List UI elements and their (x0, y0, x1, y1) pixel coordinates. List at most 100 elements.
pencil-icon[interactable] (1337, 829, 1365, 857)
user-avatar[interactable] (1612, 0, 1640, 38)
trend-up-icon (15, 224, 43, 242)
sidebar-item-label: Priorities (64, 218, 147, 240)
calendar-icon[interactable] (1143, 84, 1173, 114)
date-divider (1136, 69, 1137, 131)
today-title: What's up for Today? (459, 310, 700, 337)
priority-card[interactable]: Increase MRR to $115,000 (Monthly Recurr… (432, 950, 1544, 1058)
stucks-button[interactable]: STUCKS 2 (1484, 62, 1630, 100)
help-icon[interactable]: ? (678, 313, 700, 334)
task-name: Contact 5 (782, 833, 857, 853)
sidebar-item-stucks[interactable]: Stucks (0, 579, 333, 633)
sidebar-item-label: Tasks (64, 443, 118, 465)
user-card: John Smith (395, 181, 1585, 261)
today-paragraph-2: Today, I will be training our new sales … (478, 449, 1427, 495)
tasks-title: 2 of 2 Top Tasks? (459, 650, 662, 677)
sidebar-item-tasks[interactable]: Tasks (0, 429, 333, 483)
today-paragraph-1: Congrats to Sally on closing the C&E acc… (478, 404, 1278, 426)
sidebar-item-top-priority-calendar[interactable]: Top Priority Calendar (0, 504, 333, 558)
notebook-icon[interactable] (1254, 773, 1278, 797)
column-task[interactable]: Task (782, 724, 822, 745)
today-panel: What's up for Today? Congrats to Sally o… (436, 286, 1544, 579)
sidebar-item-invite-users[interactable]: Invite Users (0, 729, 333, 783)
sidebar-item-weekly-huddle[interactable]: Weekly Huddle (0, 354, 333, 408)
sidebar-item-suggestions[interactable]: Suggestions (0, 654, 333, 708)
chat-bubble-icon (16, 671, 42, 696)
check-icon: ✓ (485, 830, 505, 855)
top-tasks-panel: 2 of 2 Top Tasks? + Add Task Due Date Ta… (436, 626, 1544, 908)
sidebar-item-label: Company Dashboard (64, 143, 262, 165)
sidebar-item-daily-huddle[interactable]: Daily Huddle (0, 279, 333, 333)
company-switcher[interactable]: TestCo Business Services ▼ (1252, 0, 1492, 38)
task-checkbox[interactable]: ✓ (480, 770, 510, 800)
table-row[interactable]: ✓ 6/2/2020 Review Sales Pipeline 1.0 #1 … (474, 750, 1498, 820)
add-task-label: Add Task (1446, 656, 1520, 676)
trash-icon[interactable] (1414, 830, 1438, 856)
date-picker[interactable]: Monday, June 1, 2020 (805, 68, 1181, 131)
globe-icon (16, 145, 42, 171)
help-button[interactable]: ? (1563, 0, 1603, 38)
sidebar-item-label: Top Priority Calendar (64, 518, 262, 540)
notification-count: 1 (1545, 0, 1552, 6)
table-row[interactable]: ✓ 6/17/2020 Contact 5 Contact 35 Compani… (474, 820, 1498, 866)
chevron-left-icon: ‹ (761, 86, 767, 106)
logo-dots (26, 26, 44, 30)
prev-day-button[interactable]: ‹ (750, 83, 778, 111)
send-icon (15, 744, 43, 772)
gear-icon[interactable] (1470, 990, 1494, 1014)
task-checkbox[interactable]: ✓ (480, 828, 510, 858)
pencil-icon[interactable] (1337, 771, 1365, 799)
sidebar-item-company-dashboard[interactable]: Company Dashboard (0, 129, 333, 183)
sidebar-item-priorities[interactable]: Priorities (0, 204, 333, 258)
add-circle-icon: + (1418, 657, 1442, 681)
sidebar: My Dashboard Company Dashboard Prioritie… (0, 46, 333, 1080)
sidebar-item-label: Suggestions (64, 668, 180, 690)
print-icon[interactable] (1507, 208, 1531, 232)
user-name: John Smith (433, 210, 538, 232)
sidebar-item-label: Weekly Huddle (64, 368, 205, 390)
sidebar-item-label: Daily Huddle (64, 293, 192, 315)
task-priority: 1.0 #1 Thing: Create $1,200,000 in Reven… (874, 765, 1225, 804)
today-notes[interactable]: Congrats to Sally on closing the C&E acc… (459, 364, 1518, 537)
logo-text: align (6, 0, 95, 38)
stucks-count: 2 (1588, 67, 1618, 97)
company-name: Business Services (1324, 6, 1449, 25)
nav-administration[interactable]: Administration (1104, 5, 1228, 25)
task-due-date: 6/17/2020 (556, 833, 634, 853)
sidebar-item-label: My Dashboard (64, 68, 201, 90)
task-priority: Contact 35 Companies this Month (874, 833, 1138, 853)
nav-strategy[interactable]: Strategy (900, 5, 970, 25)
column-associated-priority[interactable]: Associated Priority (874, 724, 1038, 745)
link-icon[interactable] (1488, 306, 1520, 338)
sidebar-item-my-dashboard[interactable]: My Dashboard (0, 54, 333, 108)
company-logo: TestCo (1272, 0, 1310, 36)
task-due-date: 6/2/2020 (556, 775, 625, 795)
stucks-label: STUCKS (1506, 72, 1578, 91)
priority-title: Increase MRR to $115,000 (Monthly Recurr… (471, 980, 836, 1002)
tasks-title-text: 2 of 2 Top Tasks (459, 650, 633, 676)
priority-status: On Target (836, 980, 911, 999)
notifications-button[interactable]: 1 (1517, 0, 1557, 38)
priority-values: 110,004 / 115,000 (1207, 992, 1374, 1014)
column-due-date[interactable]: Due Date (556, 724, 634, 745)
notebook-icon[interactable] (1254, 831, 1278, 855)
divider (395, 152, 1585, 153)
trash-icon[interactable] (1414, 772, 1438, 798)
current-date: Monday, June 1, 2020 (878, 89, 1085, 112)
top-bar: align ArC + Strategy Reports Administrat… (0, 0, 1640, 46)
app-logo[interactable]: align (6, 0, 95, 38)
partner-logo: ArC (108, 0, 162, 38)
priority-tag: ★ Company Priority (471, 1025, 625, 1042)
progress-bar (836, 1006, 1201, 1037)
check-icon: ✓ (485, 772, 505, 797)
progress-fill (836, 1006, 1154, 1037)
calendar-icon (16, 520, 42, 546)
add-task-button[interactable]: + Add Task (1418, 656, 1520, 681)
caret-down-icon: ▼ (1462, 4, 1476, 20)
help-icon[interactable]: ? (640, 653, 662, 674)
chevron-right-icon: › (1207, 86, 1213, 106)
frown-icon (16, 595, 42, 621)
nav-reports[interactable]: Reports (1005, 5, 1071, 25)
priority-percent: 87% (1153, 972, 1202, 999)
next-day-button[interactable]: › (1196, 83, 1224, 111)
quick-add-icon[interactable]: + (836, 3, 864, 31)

§ Work instructions
Retype the items word for word, from the first line through the line containing "task-name: Contact 5 (782, 833, 857, 853)", with both of those lines included.

§ Reply
List UI elements and their (x0, y0, x1, y1) pixel coordinates. List at most 100 elements.
pencil-icon[interactable] (1337, 829, 1365, 857)
user-avatar[interactable] (1612, 0, 1640, 38)
trend-up-icon (15, 224, 43, 242)
sidebar-item-label: Priorities (64, 218, 147, 240)
calendar-icon[interactable] (1143, 84, 1173, 114)
date-divider (1136, 69, 1137, 131)
today-title: What's up for Today? (459, 310, 700, 337)
priority-card[interactable]: Increase MRR to $115,000 (Monthly Recurr… (432, 950, 1544, 1058)
stucks-button[interactable]: STUCKS 2 (1484, 62, 1630, 100)
help-icon[interactable]: ? (678, 313, 700, 334)
task-name: Contact 5 (782, 833, 857, 853)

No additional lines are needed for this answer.